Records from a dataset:
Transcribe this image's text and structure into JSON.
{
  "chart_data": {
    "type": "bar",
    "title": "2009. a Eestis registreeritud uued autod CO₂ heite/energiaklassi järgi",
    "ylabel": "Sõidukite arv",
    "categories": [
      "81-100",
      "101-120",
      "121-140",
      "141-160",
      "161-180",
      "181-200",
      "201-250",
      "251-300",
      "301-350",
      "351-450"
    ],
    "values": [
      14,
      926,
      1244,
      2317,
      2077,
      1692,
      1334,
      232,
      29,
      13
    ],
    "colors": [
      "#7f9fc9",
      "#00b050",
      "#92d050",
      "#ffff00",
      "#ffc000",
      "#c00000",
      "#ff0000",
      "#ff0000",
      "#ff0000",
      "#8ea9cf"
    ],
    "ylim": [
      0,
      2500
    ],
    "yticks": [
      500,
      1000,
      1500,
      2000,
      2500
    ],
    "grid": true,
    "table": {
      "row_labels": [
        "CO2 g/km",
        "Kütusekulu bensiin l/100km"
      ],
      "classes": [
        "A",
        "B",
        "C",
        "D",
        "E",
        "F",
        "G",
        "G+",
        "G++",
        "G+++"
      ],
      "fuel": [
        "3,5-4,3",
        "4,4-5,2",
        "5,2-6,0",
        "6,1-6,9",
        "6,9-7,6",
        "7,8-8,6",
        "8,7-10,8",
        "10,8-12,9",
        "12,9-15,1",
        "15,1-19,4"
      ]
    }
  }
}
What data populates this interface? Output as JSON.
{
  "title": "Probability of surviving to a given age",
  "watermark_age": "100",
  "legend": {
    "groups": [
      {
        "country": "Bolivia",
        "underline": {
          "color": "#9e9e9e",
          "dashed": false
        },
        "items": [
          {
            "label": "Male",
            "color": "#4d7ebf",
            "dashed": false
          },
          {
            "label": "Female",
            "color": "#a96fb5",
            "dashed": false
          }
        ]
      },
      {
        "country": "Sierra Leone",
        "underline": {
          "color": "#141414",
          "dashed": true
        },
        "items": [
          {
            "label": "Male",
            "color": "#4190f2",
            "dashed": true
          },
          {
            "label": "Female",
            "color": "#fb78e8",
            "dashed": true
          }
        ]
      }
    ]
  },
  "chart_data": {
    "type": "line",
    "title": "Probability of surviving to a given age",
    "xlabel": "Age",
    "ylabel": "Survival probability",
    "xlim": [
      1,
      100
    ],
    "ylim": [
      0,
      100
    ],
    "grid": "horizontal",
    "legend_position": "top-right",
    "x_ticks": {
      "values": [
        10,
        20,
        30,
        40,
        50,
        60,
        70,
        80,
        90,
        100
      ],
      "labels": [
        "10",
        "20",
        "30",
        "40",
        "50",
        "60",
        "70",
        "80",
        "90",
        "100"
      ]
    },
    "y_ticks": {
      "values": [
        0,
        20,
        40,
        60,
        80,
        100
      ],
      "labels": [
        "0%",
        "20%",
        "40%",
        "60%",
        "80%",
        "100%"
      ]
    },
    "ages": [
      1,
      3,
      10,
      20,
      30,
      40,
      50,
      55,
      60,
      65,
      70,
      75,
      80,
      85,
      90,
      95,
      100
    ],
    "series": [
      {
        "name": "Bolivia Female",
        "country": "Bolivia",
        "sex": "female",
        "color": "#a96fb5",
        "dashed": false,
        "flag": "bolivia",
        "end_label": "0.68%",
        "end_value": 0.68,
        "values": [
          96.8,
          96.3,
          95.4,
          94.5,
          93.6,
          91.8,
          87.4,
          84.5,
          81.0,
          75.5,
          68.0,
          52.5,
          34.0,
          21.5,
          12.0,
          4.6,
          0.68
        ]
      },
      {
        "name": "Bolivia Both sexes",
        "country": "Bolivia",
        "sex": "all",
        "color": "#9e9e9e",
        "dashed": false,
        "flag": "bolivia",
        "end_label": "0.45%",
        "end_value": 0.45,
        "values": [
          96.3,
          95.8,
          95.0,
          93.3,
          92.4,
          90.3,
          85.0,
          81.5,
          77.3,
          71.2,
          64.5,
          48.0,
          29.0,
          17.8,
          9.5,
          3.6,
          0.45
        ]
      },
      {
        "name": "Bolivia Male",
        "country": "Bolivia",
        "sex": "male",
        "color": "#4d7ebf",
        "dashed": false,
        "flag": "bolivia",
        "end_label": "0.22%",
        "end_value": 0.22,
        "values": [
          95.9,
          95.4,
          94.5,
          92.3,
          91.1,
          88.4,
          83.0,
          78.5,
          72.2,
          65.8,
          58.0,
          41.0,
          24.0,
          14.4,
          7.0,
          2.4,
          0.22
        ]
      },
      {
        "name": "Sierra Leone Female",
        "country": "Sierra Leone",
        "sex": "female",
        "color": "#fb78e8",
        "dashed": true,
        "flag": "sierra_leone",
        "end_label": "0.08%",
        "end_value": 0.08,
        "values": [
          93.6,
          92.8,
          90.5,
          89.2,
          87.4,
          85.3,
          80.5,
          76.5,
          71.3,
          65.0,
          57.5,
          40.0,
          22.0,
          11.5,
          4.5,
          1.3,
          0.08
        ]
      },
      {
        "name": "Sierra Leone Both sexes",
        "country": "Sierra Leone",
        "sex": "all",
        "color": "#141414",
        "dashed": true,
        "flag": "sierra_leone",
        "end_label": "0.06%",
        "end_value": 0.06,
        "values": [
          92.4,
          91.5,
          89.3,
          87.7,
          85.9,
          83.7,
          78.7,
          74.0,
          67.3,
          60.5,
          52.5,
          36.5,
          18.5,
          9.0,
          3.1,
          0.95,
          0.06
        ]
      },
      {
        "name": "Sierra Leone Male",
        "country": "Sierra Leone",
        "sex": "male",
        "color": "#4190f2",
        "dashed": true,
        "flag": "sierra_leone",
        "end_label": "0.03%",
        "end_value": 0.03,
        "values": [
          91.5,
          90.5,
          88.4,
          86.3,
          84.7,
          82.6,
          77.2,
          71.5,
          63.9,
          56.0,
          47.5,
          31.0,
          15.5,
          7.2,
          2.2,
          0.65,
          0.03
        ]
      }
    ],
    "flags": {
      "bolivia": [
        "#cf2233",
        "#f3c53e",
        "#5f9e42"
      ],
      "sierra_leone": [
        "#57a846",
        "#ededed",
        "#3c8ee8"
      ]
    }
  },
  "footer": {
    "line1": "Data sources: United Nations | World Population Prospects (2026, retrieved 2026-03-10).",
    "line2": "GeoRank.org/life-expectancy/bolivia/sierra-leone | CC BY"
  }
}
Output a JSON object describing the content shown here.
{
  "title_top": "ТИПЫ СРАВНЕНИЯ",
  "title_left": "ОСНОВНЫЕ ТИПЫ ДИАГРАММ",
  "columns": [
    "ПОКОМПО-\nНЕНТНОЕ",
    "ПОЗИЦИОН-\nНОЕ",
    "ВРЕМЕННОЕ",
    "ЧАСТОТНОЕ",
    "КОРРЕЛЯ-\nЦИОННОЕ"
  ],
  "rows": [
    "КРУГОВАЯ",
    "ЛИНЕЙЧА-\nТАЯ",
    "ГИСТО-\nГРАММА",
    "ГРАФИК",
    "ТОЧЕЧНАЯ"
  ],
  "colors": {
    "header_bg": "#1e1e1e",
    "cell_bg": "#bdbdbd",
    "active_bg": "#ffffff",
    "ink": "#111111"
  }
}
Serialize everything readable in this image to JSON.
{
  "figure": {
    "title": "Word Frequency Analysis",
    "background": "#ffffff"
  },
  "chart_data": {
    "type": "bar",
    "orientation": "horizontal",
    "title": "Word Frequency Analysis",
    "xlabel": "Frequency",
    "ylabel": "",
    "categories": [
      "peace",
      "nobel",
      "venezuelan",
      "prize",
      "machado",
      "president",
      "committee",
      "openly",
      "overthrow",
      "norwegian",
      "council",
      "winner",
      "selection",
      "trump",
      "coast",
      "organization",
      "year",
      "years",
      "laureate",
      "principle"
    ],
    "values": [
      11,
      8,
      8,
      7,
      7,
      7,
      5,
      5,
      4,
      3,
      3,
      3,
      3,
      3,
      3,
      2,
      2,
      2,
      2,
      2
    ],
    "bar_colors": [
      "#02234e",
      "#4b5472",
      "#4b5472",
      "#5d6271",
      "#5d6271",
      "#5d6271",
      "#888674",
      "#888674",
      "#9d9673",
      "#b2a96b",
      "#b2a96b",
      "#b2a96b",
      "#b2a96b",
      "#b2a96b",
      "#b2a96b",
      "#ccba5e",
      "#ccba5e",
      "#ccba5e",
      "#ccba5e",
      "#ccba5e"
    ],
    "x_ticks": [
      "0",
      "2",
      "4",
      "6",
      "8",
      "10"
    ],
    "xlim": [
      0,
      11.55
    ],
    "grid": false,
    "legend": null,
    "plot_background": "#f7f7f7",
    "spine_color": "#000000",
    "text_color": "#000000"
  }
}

WRITTEN REQUEST: Gather up the lines containing the word "sexes" from these records and copy them.

THE SOLUTION:
        "name": "Bolivia Both sexes",
        "name": "Sierra Leone Both sexes",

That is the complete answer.